• _Directions for this task_
Can you lay out every line of the rows below as a JSON list of strings, with one string per line and blank lines omitted?

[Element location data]
★ ★ ★ ★

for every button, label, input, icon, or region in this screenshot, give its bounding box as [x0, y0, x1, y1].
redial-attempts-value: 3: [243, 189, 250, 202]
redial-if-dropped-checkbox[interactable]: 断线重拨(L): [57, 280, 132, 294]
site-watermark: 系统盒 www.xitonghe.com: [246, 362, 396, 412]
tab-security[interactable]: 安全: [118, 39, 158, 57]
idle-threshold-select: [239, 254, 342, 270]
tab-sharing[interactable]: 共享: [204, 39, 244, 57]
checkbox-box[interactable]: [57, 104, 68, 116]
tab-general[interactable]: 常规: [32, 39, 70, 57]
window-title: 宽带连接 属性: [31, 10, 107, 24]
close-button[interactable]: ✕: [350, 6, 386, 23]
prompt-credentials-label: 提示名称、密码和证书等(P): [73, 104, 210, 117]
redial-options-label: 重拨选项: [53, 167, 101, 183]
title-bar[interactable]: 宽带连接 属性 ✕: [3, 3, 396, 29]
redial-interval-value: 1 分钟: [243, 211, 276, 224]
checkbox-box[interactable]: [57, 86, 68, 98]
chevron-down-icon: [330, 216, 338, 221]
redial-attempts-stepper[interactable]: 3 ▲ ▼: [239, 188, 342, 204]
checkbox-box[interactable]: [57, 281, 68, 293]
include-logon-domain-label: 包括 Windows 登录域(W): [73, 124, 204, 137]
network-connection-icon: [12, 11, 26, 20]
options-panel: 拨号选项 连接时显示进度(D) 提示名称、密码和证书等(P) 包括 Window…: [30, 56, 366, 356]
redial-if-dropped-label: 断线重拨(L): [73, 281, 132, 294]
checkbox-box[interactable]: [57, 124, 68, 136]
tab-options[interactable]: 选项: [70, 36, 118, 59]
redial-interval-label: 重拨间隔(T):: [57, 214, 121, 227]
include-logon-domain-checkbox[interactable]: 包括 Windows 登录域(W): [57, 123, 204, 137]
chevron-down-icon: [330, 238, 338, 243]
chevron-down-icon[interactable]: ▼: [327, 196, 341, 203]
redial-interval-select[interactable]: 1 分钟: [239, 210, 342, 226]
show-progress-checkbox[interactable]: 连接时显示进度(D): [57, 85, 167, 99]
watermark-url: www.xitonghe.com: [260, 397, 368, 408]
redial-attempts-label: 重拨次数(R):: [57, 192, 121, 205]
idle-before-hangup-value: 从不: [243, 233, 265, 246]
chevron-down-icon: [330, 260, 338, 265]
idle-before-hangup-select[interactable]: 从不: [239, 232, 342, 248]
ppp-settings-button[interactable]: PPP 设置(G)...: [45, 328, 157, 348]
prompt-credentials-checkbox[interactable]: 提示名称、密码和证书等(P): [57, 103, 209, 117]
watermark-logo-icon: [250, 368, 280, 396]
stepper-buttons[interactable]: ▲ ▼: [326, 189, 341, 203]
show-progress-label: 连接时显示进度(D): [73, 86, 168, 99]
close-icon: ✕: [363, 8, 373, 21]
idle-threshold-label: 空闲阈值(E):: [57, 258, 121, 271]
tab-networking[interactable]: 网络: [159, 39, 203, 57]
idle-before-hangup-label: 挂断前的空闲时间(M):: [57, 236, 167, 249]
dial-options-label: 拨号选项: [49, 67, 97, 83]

★ ★ ★ ★

• _Written answer_
[
  "for every button, label, input, icon, or region in this screenshot, give its bounding box as [x0, y0, x1, y1].",
  "redial-attempts-value: 3: [243, 189, 250, 202]",
  "redial-if-dropped-checkbox[interactable]: 断线重拨(L): [57, 280, 132, 294]",
  "site-watermark: 系统盒 www.xitonghe.com: [246, 362, 396, 412]",
  "tab-security[interactable]: 安全: [118, 39, 158, 57]",
  "idle-threshold-select: [239, 254, 342, 270]",
  "tab-sharing[interactable]: 共享: [204, 39, 244, 57]",
  "checkbox-box[interactable]: [57, 104, 68, 116]",
  "tab-general[interactable]: 常规: [32, 39, 70, 57]",
  "window-title: 宽带连接 属性: [31, 10, 107, 24]",
  "close-button[interactable]: ✕: [350, 6, 386, 23]",
  "prompt-credentials-label: 提示名称、密码和证书等(P): [73, 104, 210, 117]",
  "redial-options-label: 重拨选项: [53, 167, 101, 183]",
  "title-bar[interactable]: 宽带连接 属性 ✕: [3, 3, 396, 29]",
  "redial-interval-value: 1 分钟: [243, 211, 276, 224]",
  "checkbox-box[interactable]: [57, 86, 68, 98]",
  "chevron-down-icon: [330, 216, 338, 221]",
  "redial-attempts-stepper[interactable]: 3 ▲ ▼: [239, 188, 342, 204]",
  "checkbox-box[interactable]: [57, 281, 68, 293]",
  "include-logon-domain-label: 包括 Windows 登录域(W): [73, 124, 204, 137]",
  "network-connection-icon: [12, 11, 26, 20]",
  "options-panel: 拨号选项 连接时显示进度(D) 提示名称、密码和证书等(P) 包括 Window…: [30, 56, 366, 356]",
  "redial-if-dropped-label: 断线重拨(L): [73, 281, 132, 294]",
  "checkbox-box[interactable]: [57, 124, 68, 136]",
  "tab-options[interactable]: 选项: [70, 36, 118, 59]",
  "redial-interval-label: 重拨间隔(T):: [57, 214, 121, 227]",
  "include-logon-domain-checkbox[interactable]: 包括 Windows 登录域(W): [57, 123, 204, 137]",
  "chevron-down-icon: [330, 238, 338, 243]",
  "chevron-down-icon[interactable]: ▼: [327, 196, 341, 203]",
  "redial-interval-select[interactable]: 1 分钟: [239, 210, 342, 226]",
  "show-progress-checkbox[interactable]: 连接时显示进度(D): [57, 85, 167, 99]",
  "watermark-url: www.xitonghe.com: [260, 397, 368, 408]",
  "redial-attempts-label: 重拨次数(R):: [57, 192, 121, 205]",
  "idle-before-hangup-value: 从不: [243, 233, 265, 246]",
  "chevron-down-icon: [330, 260, 338, 265]",
  "idle-before-hangup-select[interactable]: 从不: [239, 232, 342, 248]",
  "ppp-settings-button[interactable]: PPP 设置(G)...: [45, 328, 157, 348]",
  "prompt-credentials-checkbox[interactable]: 提示名称、密码和证书等(P): [57, 103, 209, 117]",
  "watermark-logo-icon: [250, 368, 280, 396]",
  "stepper-buttons[interactable]: ▲ ▼: [326, 189, 341, 203]",
  "show-progress-label: 连接时显示进度(D): [73, 86, 168, 99]",
  "close-icon: ✕: [363, 8, 373, 21]",
  "idle-threshold-label: 空闲阈值(E):: [57, 258, 121, 271]",
  "tab-networking[interactable]: 网络: [159, 39, 203, 57]",
  "idle-before-hangup-label: 挂断前的空闲时间(M):: [57, 236, 167, 249]",
  "dial-options-label: 拨号选项: [49, 67, 97, 83]"
]